* DATASET RECORDS:
>>

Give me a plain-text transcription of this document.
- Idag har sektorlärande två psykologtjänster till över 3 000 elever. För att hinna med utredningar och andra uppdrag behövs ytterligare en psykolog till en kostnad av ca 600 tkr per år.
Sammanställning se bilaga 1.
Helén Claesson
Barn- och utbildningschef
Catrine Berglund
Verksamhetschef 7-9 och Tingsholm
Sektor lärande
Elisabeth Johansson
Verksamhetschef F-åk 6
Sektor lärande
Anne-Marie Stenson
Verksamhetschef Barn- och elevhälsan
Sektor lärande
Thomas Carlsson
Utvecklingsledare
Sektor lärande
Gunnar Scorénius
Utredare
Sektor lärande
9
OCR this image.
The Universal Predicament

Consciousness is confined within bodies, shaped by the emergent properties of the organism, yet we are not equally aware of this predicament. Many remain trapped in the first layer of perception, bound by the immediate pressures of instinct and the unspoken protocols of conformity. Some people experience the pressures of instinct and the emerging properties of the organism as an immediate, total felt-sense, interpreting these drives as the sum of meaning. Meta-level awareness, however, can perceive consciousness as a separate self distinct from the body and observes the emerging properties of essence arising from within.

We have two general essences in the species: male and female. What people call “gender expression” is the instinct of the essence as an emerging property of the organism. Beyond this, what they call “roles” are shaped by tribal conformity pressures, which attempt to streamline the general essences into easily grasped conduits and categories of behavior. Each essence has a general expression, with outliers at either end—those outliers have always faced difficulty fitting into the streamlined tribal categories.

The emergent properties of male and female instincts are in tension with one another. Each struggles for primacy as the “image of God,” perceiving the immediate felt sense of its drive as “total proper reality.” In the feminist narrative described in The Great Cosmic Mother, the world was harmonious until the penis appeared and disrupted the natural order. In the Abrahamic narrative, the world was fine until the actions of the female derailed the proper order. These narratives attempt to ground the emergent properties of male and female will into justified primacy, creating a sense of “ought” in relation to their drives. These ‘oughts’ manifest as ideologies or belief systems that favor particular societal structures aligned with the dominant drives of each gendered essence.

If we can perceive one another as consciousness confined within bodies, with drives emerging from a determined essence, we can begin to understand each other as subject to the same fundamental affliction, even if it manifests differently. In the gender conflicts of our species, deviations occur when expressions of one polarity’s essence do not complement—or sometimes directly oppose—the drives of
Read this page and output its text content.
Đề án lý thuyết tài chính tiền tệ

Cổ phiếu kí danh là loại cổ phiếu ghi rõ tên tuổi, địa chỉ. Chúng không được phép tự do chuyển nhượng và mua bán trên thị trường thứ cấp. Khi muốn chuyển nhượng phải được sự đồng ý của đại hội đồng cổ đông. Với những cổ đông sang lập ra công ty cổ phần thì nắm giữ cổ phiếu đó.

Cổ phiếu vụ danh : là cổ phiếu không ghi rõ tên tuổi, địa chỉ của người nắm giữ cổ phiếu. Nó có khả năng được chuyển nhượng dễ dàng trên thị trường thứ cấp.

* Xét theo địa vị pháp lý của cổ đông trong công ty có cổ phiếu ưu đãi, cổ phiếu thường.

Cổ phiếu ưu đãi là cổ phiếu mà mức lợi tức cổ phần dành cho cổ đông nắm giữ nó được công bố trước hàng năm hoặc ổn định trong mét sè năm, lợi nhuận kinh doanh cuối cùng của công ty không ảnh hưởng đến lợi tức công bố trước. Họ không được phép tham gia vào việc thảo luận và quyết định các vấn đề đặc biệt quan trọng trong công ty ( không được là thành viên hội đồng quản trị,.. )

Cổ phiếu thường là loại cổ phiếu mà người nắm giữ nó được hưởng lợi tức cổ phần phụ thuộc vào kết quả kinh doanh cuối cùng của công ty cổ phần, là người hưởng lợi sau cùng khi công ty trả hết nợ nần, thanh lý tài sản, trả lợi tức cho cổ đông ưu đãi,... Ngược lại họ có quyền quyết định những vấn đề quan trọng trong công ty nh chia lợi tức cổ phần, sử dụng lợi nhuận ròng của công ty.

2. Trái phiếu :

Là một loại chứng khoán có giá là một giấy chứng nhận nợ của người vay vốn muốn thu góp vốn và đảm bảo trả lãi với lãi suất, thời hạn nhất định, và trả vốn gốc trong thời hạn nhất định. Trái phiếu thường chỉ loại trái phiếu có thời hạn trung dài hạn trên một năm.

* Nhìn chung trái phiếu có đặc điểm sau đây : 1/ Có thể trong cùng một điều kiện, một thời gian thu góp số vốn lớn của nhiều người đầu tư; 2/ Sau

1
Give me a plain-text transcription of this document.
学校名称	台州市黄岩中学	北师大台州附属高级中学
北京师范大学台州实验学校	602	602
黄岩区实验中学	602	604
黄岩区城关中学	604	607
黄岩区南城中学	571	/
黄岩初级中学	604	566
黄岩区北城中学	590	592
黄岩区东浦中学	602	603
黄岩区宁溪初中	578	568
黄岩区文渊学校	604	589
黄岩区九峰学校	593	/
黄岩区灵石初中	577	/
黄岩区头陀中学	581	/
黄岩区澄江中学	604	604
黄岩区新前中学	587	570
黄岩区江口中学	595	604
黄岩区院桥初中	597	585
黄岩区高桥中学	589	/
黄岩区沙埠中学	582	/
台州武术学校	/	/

<<

* EXERCISE DIRECTIONS: Copy out the lines from the line containing "Read this page and output its text content." to the end of the listing above, without alteration.

* ANSWER IN FULL:
Read this page and output its text content.
Đề án lý thuyết tài chính tiền tệ

Cổ phiếu kí danh là loại cổ phiếu ghi rõ tên tuổi, địa chỉ. Chúng không được phép tự do chuyển nhượng và mua bán trên thị trường thứ cấp. Khi muốn chuyển nhượng phải được sự đồng ý của đại hội đồng cổ đông. Với những cổ đông sang lập ra công ty cổ phần thì nắm giữ cổ phiếu đó.

Cổ phiếu vụ danh : là cổ phiếu không ghi rõ tên tuổi, địa chỉ của người nắm giữ cổ phiếu. Nó có khả năng được chuyển nhượng dễ dàng trên thị trường thứ cấp.

* Xét theo địa vị pháp lý của cổ đông trong công ty có cổ phiếu ưu đãi, cổ phiếu thường.

Cổ phiếu ưu đãi là cổ phiếu mà mức lợi tức cổ phần dành cho cổ đông nắm giữ nó được công bố trước hàng năm hoặc ổn định trong mét sè năm, lợi nhuận kinh doanh cuối cùng của công ty không ảnh hưởng đến lợi tức công bố trước. Họ không được phép tham gia vào việc thảo luận và quyết định các vấn đề đặc biệt quan trọng trong công ty ( không được là thành viên hội đồng quản trị,.. )

Cổ phiếu thường là loại cổ phiếu mà người nắm giữ nó được hưởng lợi tức cổ phần phụ thuộc vào kết quả kinh doanh cuối cùng của công ty cổ phần, là người hưởng lợi sau cùng khi công ty trả hết nợ nần, thanh lý tài sản, trả lợi tức cho cổ đông ưu đãi,... Ngược lại họ có quyền quyết định những vấn đề quan trọng trong công ty nh chia lợi tức cổ phần, sử dụng lợi nhuận ròng của công ty.

2. Trái phiếu :

Là một loại chứng khoán có giá là một giấy chứng nhận nợ của người vay vốn muốn thu góp vốn và đảm bảo trả lãi với lãi suất, thời hạn nhất định, và trả vốn gốc trong thời hạn nhất định. Trái phiếu thường chỉ loại trái phiếu có thời hạn trung dài hạn trên một năm.

* Nhìn chung trái phiếu có đặc điểm sau đây : 1/ Có thể trong cùng một điều kiện, một thời gian thu góp số vốn lớn của nhiều người đầu tư; 2/ Sau

1
Give me a plain-text transcription of this document.
学校名称	台州市黄岩中学	北师大台州附属高级中学
北京师范大学台州实验学校	602	602
黄岩区实验中学	602	604
黄岩区城关中学	604	607
黄岩区南城中学	571	/
黄岩初级中学	604	566
黄岩区北城中学	590	592
黄岩区东浦中学	602	603
黄岩区宁溪初中	578	568
黄岩区文渊学校	604	589
黄岩区九峰学校	593	/
黄岩区灵石初中	577	/
黄岩区头陀中学	581	/
黄岩区澄江中学	604	604
黄岩区新前中学	587	570
黄岩区江口中学	595	604
黄岩区院桥初中	597	585
黄岩区高桥中学	589	/
黄岩区沙埠中学	582	/
台州武术学校	/	/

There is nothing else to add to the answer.